- **Task requirements**: Copy out each line of the data that holds the word "screenshot".

- **Material provided**:
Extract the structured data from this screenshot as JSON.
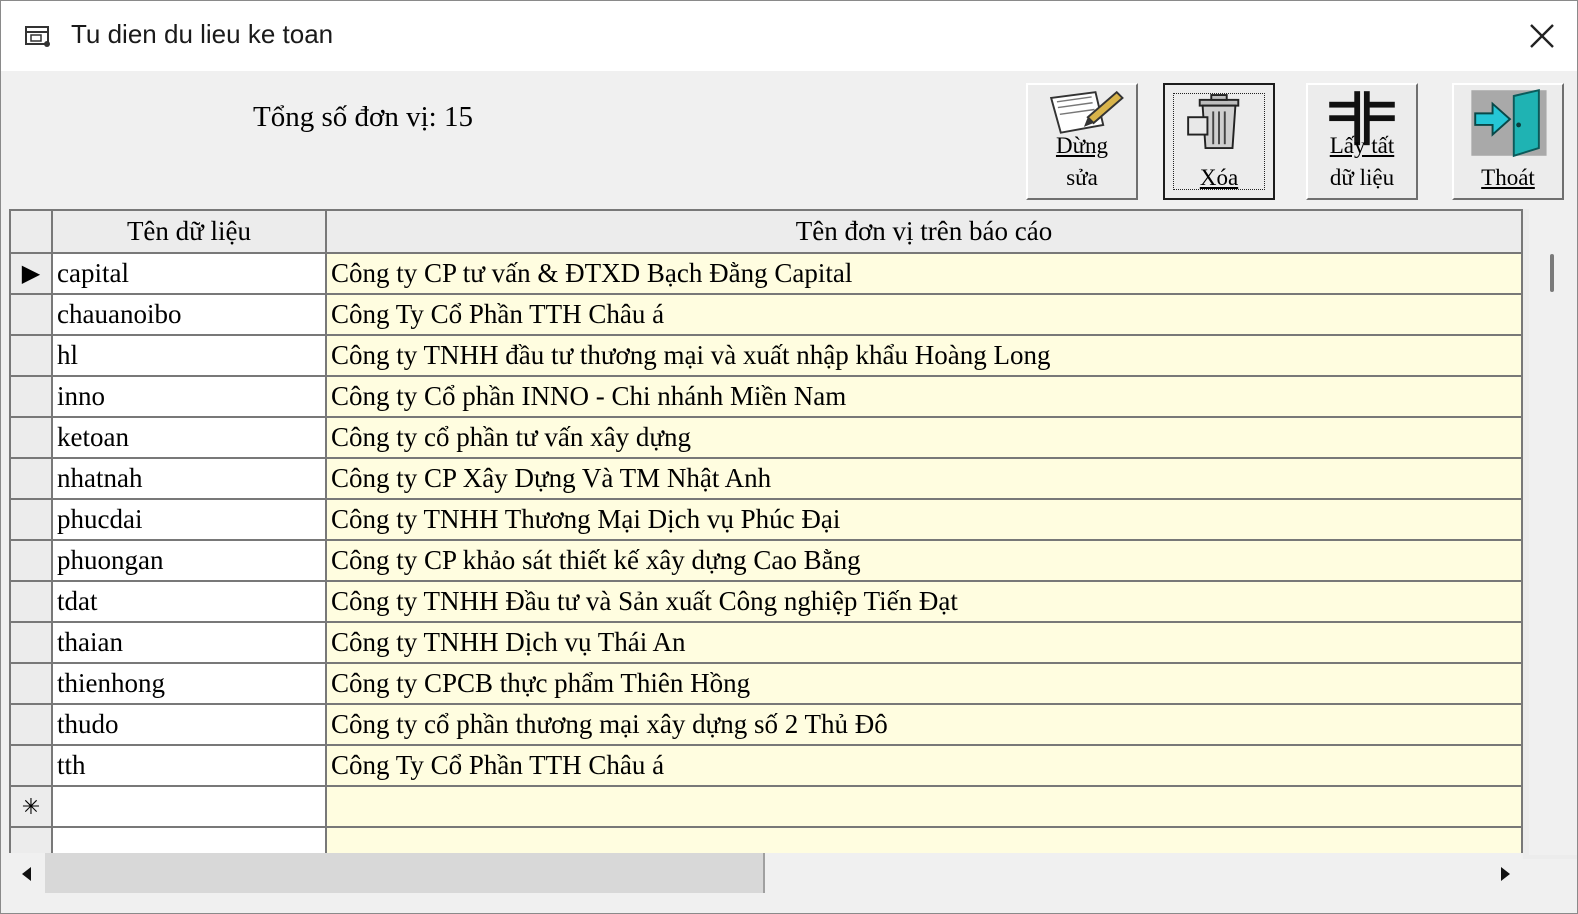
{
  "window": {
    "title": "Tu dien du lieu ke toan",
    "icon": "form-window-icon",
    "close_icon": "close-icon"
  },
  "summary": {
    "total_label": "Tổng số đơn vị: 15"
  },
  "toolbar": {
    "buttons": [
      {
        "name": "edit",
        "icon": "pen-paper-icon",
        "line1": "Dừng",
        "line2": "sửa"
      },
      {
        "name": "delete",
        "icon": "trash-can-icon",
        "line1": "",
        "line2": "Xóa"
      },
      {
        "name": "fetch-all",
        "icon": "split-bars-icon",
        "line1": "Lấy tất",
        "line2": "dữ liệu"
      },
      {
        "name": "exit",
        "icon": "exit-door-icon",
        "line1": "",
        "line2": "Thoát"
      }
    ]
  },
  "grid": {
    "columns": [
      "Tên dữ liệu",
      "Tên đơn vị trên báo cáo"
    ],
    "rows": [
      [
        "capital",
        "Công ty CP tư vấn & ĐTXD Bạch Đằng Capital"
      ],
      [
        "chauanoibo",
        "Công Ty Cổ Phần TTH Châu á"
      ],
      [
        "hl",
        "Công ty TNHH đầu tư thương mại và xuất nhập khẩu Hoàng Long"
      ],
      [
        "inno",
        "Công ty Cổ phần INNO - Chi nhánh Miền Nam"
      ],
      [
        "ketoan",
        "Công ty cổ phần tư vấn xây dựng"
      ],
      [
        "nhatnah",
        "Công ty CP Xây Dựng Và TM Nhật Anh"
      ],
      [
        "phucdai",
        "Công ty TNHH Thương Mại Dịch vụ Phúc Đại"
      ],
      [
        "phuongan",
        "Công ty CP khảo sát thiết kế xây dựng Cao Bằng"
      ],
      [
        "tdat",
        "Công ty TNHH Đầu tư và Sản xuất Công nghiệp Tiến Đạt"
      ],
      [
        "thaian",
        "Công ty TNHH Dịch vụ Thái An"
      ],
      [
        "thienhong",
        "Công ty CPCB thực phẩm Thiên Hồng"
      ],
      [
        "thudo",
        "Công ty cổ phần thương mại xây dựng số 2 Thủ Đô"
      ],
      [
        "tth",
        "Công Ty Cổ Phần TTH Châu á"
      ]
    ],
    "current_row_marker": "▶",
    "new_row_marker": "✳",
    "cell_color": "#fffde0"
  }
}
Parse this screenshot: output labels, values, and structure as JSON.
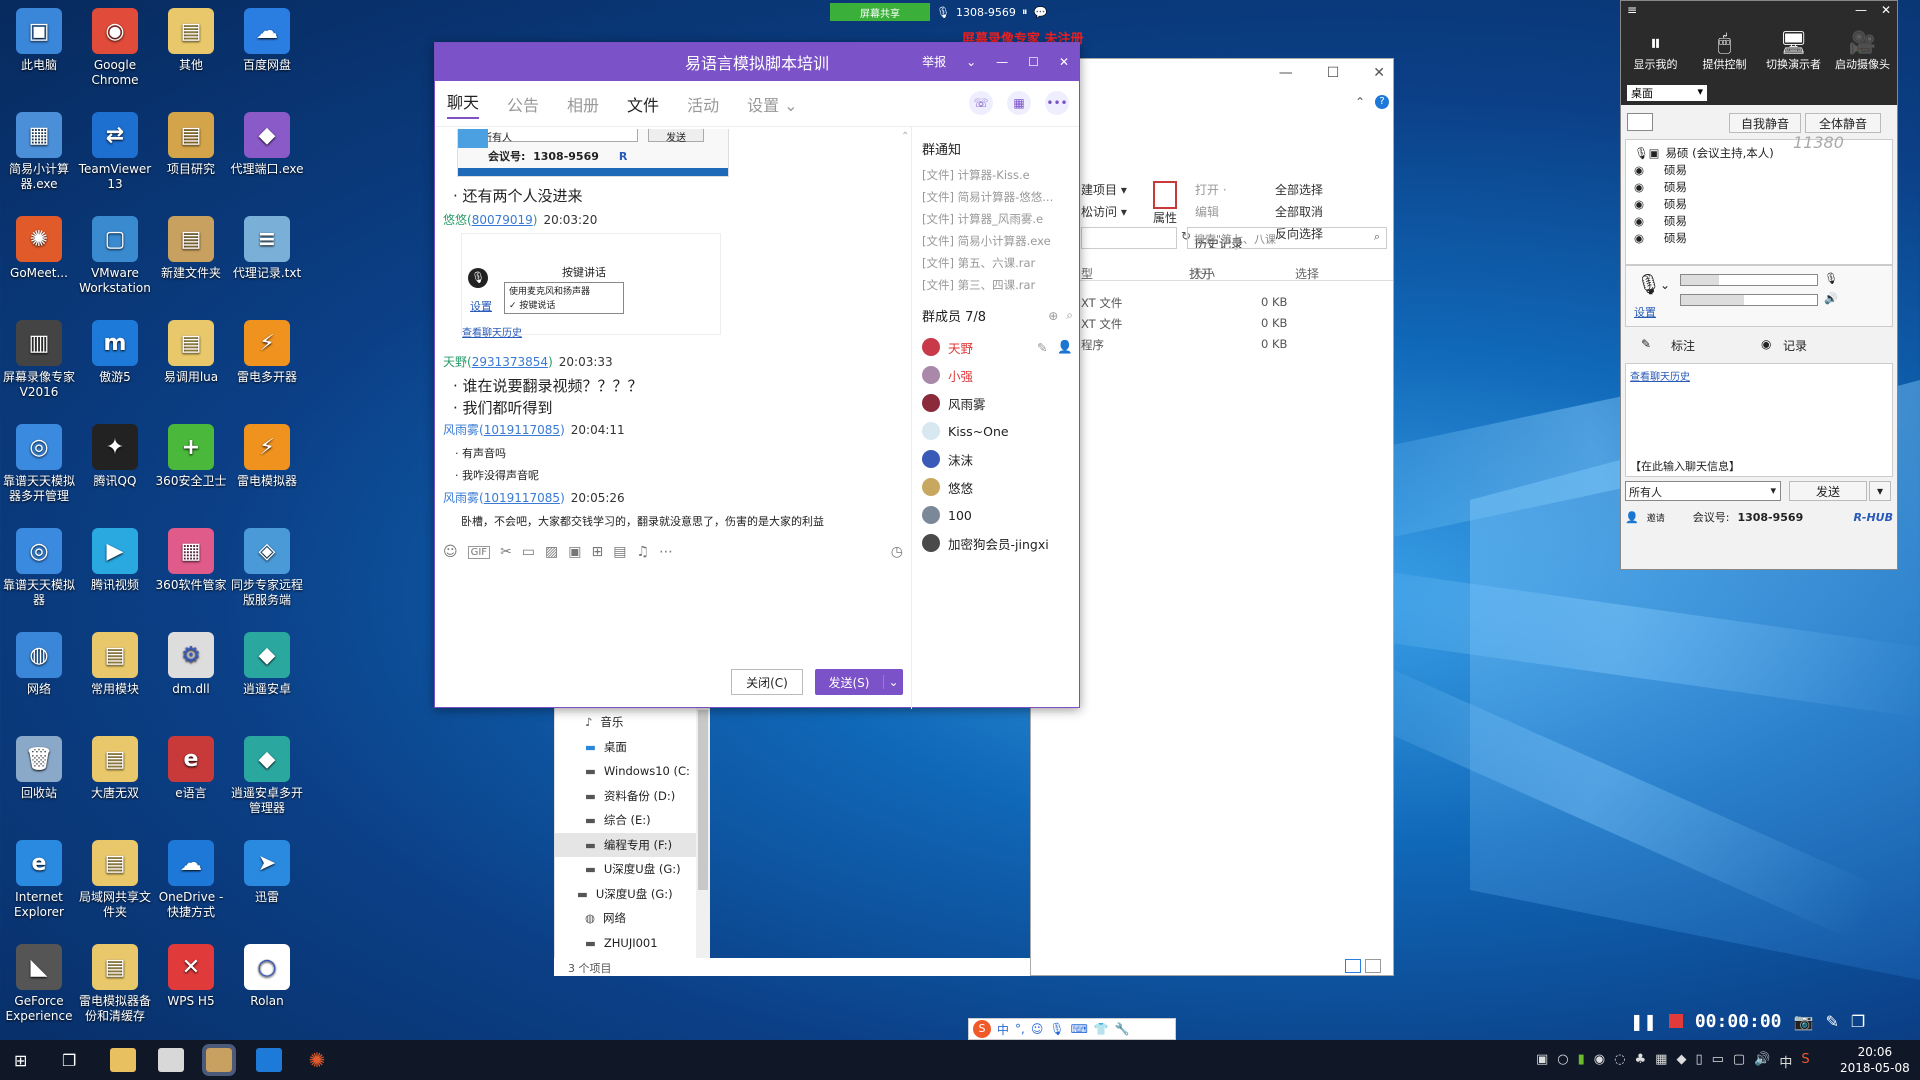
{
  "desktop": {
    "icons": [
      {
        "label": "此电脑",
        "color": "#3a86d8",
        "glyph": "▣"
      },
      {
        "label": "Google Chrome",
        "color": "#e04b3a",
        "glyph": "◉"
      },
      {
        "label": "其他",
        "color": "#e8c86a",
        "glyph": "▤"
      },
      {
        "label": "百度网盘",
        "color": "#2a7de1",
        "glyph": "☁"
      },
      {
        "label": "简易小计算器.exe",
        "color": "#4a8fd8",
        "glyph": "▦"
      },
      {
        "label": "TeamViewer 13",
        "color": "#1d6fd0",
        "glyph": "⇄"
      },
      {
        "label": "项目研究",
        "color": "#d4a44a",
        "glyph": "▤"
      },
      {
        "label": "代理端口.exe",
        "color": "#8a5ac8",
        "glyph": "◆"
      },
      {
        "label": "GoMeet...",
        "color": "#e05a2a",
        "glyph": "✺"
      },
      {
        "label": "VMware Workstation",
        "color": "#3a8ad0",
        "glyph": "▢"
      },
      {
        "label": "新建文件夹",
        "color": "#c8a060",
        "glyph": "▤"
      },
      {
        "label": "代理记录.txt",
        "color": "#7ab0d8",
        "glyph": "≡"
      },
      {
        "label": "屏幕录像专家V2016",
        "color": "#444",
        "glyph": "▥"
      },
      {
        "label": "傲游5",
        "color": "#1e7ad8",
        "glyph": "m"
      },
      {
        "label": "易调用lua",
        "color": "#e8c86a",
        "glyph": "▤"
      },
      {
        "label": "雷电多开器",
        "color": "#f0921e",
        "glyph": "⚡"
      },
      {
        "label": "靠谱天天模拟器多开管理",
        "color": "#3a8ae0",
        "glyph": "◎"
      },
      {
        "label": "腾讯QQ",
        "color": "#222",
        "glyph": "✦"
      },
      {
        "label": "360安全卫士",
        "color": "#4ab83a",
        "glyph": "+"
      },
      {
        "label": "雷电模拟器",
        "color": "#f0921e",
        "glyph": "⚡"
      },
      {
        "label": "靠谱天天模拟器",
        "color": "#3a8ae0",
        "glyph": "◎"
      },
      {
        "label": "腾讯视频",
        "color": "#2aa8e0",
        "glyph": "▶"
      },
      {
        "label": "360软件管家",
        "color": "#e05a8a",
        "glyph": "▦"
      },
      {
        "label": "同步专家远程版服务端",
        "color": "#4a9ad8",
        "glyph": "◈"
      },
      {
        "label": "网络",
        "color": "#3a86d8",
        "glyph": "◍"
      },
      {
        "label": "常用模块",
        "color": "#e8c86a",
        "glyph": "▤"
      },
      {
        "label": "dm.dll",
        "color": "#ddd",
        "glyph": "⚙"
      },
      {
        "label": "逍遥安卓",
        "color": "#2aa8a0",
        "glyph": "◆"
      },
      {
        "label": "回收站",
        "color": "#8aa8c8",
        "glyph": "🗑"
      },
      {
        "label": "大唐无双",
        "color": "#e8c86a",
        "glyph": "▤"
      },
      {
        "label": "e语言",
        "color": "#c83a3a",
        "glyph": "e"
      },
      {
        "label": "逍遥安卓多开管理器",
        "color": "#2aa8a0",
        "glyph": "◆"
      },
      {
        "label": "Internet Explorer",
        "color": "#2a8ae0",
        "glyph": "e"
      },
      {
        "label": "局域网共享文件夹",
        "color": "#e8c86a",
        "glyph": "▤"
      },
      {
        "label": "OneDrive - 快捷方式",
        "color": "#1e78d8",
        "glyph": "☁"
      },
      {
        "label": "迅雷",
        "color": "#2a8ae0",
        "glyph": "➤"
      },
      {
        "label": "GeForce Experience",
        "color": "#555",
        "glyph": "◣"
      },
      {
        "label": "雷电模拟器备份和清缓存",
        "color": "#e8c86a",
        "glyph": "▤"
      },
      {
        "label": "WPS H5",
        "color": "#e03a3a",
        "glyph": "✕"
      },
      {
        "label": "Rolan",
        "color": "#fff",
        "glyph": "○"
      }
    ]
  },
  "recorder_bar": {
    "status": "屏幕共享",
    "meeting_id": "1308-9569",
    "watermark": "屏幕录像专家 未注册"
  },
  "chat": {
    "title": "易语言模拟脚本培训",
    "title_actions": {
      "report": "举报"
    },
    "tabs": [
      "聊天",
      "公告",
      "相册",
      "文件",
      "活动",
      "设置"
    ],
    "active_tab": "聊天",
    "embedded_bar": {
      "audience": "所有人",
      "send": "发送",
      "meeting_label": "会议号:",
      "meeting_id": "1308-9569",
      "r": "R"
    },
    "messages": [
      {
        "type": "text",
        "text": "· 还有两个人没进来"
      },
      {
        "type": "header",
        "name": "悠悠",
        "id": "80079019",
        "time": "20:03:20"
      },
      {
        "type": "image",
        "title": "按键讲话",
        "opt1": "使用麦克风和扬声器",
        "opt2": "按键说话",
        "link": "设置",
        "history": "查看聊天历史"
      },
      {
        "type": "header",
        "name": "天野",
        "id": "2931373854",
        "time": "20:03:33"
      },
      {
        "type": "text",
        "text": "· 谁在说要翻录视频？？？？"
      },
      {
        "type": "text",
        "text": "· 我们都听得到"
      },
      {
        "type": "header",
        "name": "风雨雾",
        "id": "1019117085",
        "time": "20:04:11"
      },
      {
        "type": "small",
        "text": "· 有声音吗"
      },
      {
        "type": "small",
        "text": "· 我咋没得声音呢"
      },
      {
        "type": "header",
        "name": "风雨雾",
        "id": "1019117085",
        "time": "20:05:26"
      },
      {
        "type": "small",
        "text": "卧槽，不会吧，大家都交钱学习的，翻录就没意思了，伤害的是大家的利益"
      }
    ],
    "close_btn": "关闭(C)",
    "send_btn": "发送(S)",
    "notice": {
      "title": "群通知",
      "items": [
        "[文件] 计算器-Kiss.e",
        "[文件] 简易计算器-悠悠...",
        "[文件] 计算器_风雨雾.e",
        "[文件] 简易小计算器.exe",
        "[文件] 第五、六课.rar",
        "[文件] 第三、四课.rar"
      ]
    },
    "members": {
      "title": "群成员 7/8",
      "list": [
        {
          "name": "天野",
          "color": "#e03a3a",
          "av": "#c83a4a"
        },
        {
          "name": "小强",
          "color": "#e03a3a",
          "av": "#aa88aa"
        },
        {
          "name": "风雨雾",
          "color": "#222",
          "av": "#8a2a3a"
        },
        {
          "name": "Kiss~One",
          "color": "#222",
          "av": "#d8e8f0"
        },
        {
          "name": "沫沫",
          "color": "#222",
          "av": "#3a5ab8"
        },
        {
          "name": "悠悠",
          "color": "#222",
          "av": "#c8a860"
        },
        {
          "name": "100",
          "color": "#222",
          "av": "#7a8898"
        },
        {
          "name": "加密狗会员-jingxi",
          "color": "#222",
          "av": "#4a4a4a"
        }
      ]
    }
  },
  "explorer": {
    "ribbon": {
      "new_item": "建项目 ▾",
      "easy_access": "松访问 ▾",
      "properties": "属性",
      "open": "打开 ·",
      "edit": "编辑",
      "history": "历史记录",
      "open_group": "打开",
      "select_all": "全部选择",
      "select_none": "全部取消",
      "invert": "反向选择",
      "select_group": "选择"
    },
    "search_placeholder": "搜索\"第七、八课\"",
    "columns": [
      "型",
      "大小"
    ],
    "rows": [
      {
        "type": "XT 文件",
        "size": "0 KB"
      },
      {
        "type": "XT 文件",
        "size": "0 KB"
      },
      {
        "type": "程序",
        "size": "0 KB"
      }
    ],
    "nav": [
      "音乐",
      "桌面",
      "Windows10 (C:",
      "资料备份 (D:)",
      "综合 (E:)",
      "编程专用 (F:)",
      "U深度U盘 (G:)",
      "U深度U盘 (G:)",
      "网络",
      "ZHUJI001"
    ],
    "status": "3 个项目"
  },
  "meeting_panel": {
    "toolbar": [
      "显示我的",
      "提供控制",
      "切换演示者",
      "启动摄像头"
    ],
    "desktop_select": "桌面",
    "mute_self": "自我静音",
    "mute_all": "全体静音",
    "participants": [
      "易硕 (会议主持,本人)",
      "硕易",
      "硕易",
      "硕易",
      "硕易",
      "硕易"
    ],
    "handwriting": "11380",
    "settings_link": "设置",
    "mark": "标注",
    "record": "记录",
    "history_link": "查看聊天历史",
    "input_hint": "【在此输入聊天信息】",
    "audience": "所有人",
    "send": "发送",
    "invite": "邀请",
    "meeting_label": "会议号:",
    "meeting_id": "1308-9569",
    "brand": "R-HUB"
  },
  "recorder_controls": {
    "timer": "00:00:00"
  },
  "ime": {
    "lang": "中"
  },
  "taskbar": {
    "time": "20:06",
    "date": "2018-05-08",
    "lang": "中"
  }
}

- **Answer**:
Extract the structured data from this screenshot as JSON.
Parse this screenshot: output labels, values, and structure as JSON.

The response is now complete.